* Page text:
****************
The present invention generally relates to plasma guns, particularly to ablative plasma guns, and also relates to triggers for electric arc devices.

Electric arc devices are used in a variety of applications, including series capacitor protection as described in U.S. Pat. No. 4,259,704 of the present assignee, high power switches, acoustic generators, shock wave generators, and pulsed plasma thrusters. Such devices have two or more electrodes separated by a gap of air or another gas. A bias voltage is applied to the electrodes across the gap. A triggering device in the gap ionizes a portion of the gas in the gap, providing a conductive path that initiates arcing between the electrodes.

Conventional spark gap triggering involves application of high voltage pulses to a trigger pin. The trigger pulse magnitude depends largely on the bias voltage across the spark gap. Although such pulse triggering is widely used, the cost of the trigger source and its electronics is several times higher than the cost of the main spark gap itself. For example, in a 600V system the required trigger voltage is at least 250 KV for a gap of 20 mm.
****************
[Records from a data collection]
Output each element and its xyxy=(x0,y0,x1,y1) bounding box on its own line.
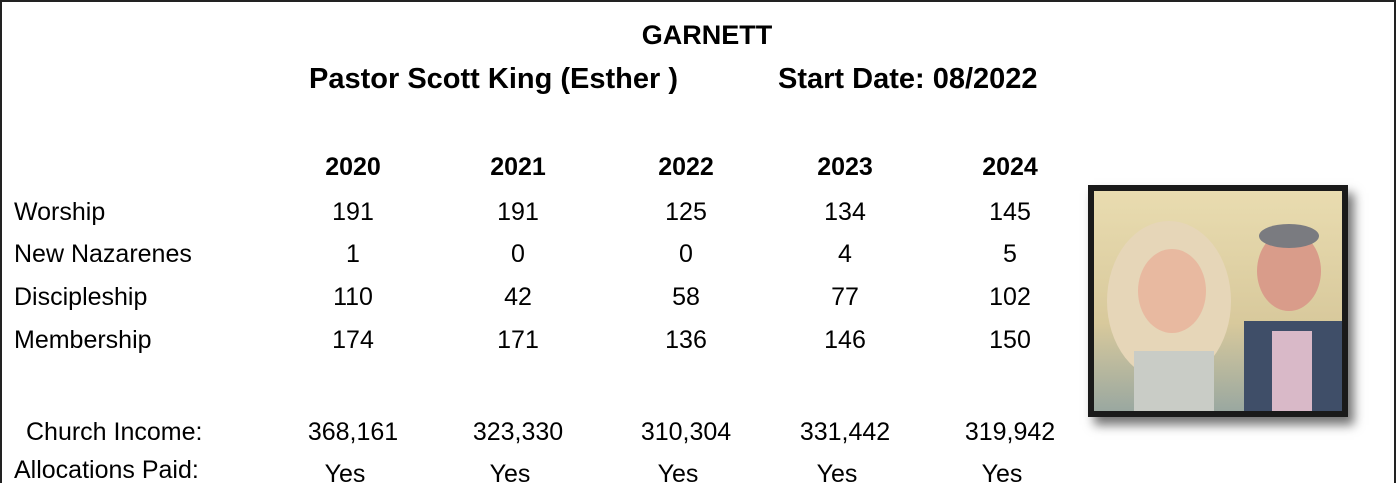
start-date: Start Date: 08/2022 xyxy=(778,64,1038,94)
finance-cell: 310,304 xyxy=(641,417,731,447)
cell: 150 xyxy=(989,325,1031,355)
column-header: 2022 xyxy=(658,152,714,182)
finance-label: Church Income: xyxy=(26,417,202,447)
finance-cell: 323,330 xyxy=(473,417,563,447)
title: GARNETT xyxy=(642,20,773,50)
cell: 134 xyxy=(824,197,866,227)
finance-cell: 319,942 xyxy=(965,417,1055,447)
column-header: 2023 xyxy=(817,152,873,182)
cell: 102 xyxy=(989,282,1031,312)
cell: 125 xyxy=(665,197,707,227)
finance-cell: 368,161 xyxy=(308,417,398,447)
page: GARNETT Pastor Scott King (Esther ) Star… xyxy=(0,0,1396,483)
row-label: Discipleship xyxy=(14,282,147,312)
cell: 110 xyxy=(333,282,373,312)
row-label: Worship xyxy=(14,197,105,227)
cell: 136 xyxy=(665,325,707,355)
row-label: Membership xyxy=(14,325,152,355)
cell: 1 xyxy=(346,239,360,269)
row-label: New Nazarenes xyxy=(14,239,192,269)
cell: 0 xyxy=(511,239,525,269)
cell: 77 xyxy=(831,282,859,312)
finance-cell: 331,442 xyxy=(800,417,890,447)
cell: 5 xyxy=(1003,239,1017,269)
cell: 174 xyxy=(332,325,374,355)
pastor-photo xyxy=(1088,185,1348,417)
cell: 146 xyxy=(824,325,866,355)
cell: 171 xyxy=(497,325,539,355)
cell: 4 xyxy=(838,239,852,269)
cell: 42 xyxy=(504,282,532,312)
photo-art xyxy=(1094,191,1342,411)
column-header: 2020 xyxy=(325,152,381,182)
pastor: Pastor Scott King (Esther ) xyxy=(309,64,678,94)
finance-label: Allocations Paid: xyxy=(14,455,199,485)
column-header: 2024 xyxy=(982,152,1038,182)
cell: 0 xyxy=(679,239,693,269)
cell: 191 xyxy=(497,197,539,227)
cell: 58 xyxy=(672,282,700,312)
column-header: 2021 xyxy=(490,152,546,182)
cell: 145 xyxy=(989,197,1031,227)
cell: 191 xyxy=(332,197,374,227)
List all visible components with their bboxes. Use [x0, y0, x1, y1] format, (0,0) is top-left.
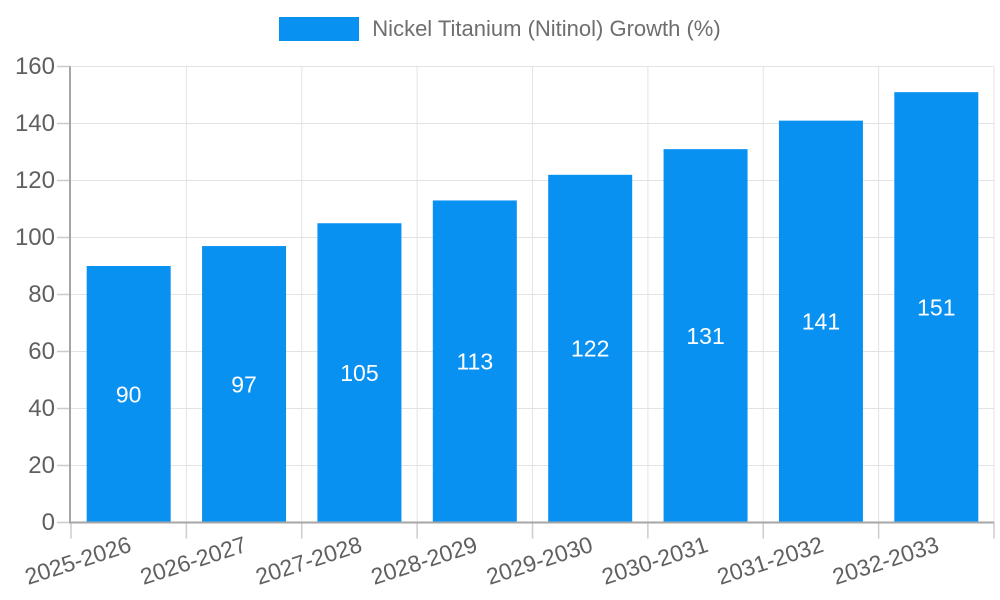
x-axis-tick-label: 2032-2033	[829, 531, 942, 590]
x-axis-tick-label: 2029-2030	[483, 531, 596, 590]
legend: Nickel Titanium (Nitinol) Growth (%)	[0, 17, 1000, 41]
bar-value-label: 122	[571, 336, 609, 362]
bar[interactable]	[778, 120, 863, 523]
y-axis-tick-label: 0	[42, 509, 55, 536]
x-axis-tick-label: 2026-2027	[137, 531, 250, 590]
bar[interactable]	[548, 174, 633, 523]
bar-value-label: 141	[802, 309, 840, 335]
bar[interactable]	[202, 246, 287, 523]
y-axis-tick-label: 40	[28, 395, 55, 422]
y-axis-tick-label: 120	[15, 167, 55, 194]
x-axis-tick-label: 2027-2028	[252, 531, 365, 590]
bar[interactable]	[894, 92, 979, 523]
x-axis-tick-label: 2028-2029	[368, 531, 481, 590]
legend-swatch-icon	[279, 17, 360, 41]
x-axis-tick-label: 2031-2032	[714, 531, 827, 590]
bar-value-label: 97	[231, 371, 257, 397]
y-axis-tick-label: 80	[28, 281, 55, 308]
y-axis-tick-label: 60	[28, 338, 55, 365]
y-axis-tick-label: 160	[15, 53, 55, 80]
bar-value-label: 113	[456, 348, 493, 374]
bar[interactable]	[432, 200, 517, 523]
y-axis-tick-label: 140	[15, 110, 55, 137]
bar[interactable]	[663, 149, 748, 523]
bar-value-label: 90	[116, 381, 142, 407]
bar[interactable]	[86, 266, 171, 523]
y-axis-tick-label: 20	[28, 452, 55, 479]
bar-value-label: 105	[340, 360, 378, 386]
bar-value-label: 151	[917, 294, 955, 320]
y-axis-tick-label: 100	[15, 224, 55, 251]
x-axis-tick-label: 2025-2026	[22, 531, 135, 590]
legend-item[interactable]: Nickel Titanium (Nitinol) Growth (%)	[279, 16, 721, 41]
legend-label: Nickel Titanium (Nitinol) Growth (%)	[372, 16, 721, 41]
bar-value-label: 131	[686, 323, 724, 349]
bar[interactable]	[317, 223, 402, 523]
x-axis-tick-label: 2030-2031	[598, 531, 711, 590]
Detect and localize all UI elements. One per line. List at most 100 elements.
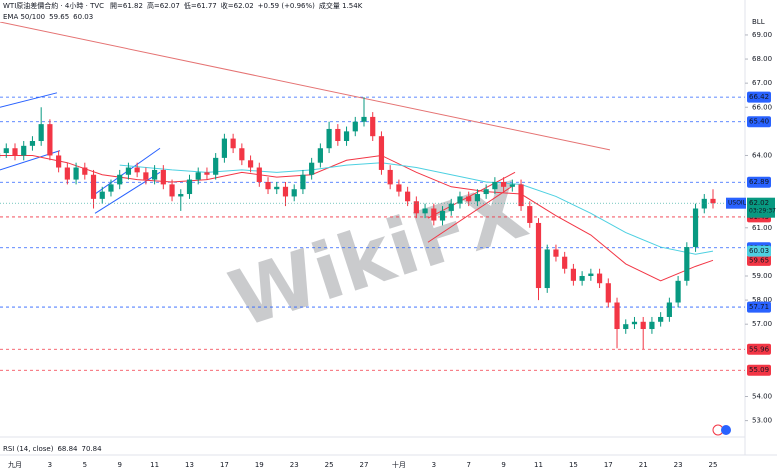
icon[interactable] [721, 425, 731, 435]
candle-body [553, 249, 559, 257]
candle-body [570, 268, 576, 281]
candle-body [56, 155, 62, 168]
candle-body [117, 174, 123, 185]
candle-body [692, 208, 699, 248]
candle-body [614, 302, 620, 330]
candle-body [588, 273, 594, 276]
x-tick-label: 3 [48, 461, 52, 469]
candle-body [125, 167, 132, 175]
candle-body [701, 198, 707, 209]
candle-body [631, 321, 638, 325]
trend-line [0, 92, 58, 108]
header-bg [0, 0, 330, 22]
ohlc-item: +0.59 (+0.96%) [258, 2, 316, 10]
candle-body [282, 186, 289, 197]
candle-body [675, 280, 681, 303]
candle-body [160, 169, 166, 185]
ohlc-item: 收=62.02 [221, 1, 254, 10]
candle-body [343, 131, 350, 142]
candle-body [413, 201, 419, 214]
currency: BLL [752, 18, 765, 26]
y-tick-label: 58.00 [752, 296, 772, 304]
price-label-bg [747, 364, 771, 376]
candle-body [466, 196, 472, 202]
y-tick-label: 69.00 [752, 31, 772, 39]
price-label: 66.42 [749, 93, 769, 101]
candle-body [361, 116, 367, 122]
price-label: 65.40 [749, 118, 769, 126]
candle-body [82, 167, 88, 175]
candle-body [317, 148, 323, 163]
candle-body [518, 184, 524, 207]
candle-body [387, 169, 393, 185]
x-tick-label: 九月 [8, 460, 22, 469]
candle-body [21, 145, 27, 156]
x-tick-label: 25 [325, 461, 334, 469]
candle-body [99, 191, 105, 199]
candle-body [623, 324, 629, 330]
price-label-bg [747, 116, 771, 128]
ema-value: 59.65 [49, 13, 69, 21]
candle-body [370, 116, 376, 137]
candle-body [448, 203, 454, 211]
candle-body [439, 210, 446, 221]
ohlc-item: 低=61.77 [184, 1, 217, 10]
x-tick-label: 3 [432, 461, 436, 469]
price-label-bg [747, 254, 771, 266]
x-tick-label: 11 [534, 461, 543, 469]
x-tick-label: 23 [674, 461, 683, 469]
candle-body [256, 167, 262, 182]
candle-body [230, 138, 236, 149]
x-tick-label: 27 [360, 461, 369, 469]
candle-body [38, 124, 44, 142]
y-tick-label: 66.00 [752, 103, 772, 111]
candle-body [710, 198, 716, 204]
x-tick-label: 19 [255, 461, 264, 469]
candle-body [213, 157, 219, 175]
candle-body [527, 206, 533, 223]
ohlc-item: 開=61.82 [110, 2, 143, 10]
trend-line [94, 171, 161, 214]
y-tick-label: 57.00 [752, 320, 772, 328]
candle-body [396, 184, 402, 192]
candle-body [684, 247, 690, 281]
candle-body [134, 167, 140, 173]
candle-body [649, 321, 655, 330]
x-tick-label: 7 [466, 461, 470, 469]
x-tick-label: 9 [117, 461, 121, 469]
candle-body [239, 148, 245, 161]
candle-body [509, 184, 515, 187]
rsi-label: RSI (14, close) [3, 445, 54, 453]
candle-body [47, 124, 53, 156]
candle-body [544, 249, 550, 289]
candle-body [483, 189, 489, 195]
price-label-bg [747, 91, 771, 103]
candle-body [562, 256, 568, 269]
candle-body [152, 169, 158, 180]
x-tick-label: 5 [83, 461, 87, 469]
candle-body [640, 321, 646, 330]
candle-body [108, 184, 114, 192]
candle-body [492, 181, 498, 190]
price-label-bg [747, 301, 771, 313]
candle-body [90, 174, 97, 199]
candle-body [422, 208, 428, 214]
candle-body [291, 189, 297, 197]
y-tick-label: 59.00 [752, 272, 772, 280]
candle-body [309, 162, 315, 175]
candle-body [378, 136, 385, 170]
x-tick-label: 17 [604, 461, 613, 469]
rsi-value: 68.84 [57, 445, 78, 453]
y-tick-label: 68.00 [752, 55, 772, 63]
candle-body [247, 160, 254, 168]
candle-body [143, 172, 149, 180]
y-tick-label: 67.00 [752, 79, 772, 87]
candle-body [335, 128, 341, 142]
ema-line [119, 162, 714, 255]
candle-body [265, 181, 271, 190]
ohlc-item: 成交量 1.54K [319, 1, 363, 10]
candle-body [431, 208, 437, 221]
price-label: 60.03 [749, 247, 769, 255]
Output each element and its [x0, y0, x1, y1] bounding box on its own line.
****************
* Exercise requirements:
A: In the plasma gun text, what does the triggering device in the gap do?
B: Please transcribe the plasma gun text starting with "The present invention" and going on through "between the electrodes.".

* Responses to the exercise:
A: It ionizes a portion of the gas in the gap, providing a conductive path that initiates arcing between the electrodes.

B:
The present invention generally relates to plasma guns, particularly to ablative plasma guns, and also relates to triggers for electric arc devices.

Electric arc devices are used in a variety of applications, including series capacitor protection as described in U.S. Pat. No. 4,259,704 of the present assignee, high power switches, acoustic generators, shock wave generators, and pulsed plasma thrusters. Such devices have two or more electrodes separated by a gap of air or another gas. A bias voltage is applied to the electrodes across the gap. A triggering device in the gap ionizes a portion of the gas in the gap, providing a conductive path that initiates arcing between the electrodes.